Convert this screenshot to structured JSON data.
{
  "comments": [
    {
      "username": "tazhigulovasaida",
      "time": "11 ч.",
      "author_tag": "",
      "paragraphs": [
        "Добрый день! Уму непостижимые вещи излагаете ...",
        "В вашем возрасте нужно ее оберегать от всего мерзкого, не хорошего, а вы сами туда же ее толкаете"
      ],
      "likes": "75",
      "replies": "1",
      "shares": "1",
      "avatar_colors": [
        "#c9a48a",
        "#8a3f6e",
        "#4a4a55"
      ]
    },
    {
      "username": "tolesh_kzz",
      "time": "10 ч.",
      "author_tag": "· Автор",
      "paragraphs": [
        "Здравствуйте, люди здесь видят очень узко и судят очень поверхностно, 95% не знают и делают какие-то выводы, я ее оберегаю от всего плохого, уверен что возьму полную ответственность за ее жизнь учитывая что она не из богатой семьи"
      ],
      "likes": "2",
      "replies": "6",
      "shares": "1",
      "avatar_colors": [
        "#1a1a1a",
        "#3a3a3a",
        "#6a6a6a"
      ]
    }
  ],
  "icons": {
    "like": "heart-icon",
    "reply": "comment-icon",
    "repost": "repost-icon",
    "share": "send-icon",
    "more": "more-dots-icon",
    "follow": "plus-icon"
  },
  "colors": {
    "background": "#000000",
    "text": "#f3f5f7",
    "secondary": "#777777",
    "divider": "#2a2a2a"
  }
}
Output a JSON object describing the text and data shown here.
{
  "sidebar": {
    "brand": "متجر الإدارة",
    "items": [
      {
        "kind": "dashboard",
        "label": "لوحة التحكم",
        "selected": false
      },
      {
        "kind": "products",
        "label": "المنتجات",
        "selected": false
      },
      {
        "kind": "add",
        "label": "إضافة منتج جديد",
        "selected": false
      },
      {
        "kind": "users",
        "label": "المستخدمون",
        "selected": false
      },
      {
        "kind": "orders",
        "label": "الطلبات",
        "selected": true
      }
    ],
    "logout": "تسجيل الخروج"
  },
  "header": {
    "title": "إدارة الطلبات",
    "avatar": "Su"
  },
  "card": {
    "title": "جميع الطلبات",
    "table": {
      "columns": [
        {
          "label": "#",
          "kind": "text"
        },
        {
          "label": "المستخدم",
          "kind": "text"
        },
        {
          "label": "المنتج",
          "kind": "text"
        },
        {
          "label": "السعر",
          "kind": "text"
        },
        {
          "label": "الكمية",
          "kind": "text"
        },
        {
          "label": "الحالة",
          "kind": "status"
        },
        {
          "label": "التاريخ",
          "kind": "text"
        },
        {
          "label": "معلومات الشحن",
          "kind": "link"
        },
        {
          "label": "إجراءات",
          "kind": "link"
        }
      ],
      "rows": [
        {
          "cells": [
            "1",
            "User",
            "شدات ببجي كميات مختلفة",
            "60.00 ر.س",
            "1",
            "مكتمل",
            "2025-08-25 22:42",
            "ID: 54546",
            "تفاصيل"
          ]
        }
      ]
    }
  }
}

Aim of the task >>
Locate the word "всего" in the data above. Copy every line carrying it.

Written answer >>
        "В вашем возрасте нужно ее оберегать от всего мерзкого, не хорошего, а вы сами туда же ее толкаете"
        "Здравствуйте, люди здесь видят очень узко и судят очень поверхностно, 95% не знают и делают какие-то выводы, я ее оберегаю от всего плохого, уверен что возьму полную ответственность за ее жизнь учитывая что она не из богатой семьи"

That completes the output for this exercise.